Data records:
********************
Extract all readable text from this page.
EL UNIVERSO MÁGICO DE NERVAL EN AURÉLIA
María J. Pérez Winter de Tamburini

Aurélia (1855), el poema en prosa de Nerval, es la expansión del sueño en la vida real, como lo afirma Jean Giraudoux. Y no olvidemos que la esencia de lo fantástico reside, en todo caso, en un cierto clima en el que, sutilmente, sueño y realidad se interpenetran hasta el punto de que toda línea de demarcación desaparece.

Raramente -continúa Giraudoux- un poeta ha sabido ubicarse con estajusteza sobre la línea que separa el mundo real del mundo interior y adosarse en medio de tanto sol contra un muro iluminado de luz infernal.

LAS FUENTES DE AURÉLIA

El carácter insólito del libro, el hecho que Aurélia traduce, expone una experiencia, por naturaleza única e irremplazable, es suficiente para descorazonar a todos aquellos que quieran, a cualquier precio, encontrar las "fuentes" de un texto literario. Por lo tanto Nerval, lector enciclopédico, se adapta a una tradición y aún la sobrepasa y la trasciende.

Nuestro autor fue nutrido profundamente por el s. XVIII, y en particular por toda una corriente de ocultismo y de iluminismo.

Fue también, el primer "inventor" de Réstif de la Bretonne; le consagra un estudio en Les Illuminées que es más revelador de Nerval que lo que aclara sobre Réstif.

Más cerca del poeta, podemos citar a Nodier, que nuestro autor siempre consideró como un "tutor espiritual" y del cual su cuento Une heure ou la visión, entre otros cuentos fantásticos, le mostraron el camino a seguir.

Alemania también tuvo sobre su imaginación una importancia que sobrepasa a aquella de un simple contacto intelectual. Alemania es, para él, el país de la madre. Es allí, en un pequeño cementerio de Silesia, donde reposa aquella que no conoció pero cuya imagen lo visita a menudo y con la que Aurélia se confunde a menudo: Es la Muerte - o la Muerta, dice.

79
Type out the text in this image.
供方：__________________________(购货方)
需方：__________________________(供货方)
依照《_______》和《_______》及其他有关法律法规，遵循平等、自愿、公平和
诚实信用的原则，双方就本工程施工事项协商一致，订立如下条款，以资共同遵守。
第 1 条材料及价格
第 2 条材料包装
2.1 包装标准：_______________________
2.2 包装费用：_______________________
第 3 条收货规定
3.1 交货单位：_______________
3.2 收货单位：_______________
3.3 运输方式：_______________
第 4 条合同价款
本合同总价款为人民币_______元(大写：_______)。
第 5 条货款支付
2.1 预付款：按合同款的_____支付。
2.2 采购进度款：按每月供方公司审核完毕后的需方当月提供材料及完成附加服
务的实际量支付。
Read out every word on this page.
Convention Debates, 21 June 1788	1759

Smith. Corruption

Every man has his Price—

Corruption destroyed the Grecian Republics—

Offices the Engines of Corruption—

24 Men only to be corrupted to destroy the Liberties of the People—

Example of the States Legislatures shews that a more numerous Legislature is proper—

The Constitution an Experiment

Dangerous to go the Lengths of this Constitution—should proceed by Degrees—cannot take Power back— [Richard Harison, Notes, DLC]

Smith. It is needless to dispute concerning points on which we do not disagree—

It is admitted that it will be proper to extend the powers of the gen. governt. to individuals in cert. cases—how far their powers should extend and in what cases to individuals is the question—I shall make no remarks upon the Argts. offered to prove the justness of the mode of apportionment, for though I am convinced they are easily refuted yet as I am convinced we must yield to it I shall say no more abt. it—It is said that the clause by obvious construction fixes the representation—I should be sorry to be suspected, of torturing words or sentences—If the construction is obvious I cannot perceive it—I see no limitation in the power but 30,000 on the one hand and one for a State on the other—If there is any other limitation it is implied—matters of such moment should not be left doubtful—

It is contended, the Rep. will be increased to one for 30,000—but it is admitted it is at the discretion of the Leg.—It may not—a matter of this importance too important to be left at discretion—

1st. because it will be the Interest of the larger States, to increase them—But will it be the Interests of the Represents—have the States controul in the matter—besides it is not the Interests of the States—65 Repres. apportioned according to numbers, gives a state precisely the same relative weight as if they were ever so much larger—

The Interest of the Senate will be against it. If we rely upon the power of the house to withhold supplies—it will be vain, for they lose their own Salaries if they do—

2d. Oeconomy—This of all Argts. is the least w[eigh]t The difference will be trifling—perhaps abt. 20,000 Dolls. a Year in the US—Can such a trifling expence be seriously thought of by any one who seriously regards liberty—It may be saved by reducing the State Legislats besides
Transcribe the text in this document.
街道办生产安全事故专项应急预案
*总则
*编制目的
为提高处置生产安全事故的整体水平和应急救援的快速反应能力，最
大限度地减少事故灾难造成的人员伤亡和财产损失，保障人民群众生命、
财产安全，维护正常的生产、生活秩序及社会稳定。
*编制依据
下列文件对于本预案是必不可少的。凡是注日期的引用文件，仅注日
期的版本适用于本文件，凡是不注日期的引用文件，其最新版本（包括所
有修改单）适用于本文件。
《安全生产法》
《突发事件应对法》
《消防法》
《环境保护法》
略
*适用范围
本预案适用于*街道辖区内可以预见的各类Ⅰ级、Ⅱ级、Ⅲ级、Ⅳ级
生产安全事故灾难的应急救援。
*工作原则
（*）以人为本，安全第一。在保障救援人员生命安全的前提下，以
********************
▸ **EXERCISE DIRECTIONS**: Lines that hold "Corruption" are the ones to copy; find all of them.

▸ **FINAL RESULT**:
Smith. Corruption
Corruption destroyed the Grecian Republics—
Offices the Engines of Corruption—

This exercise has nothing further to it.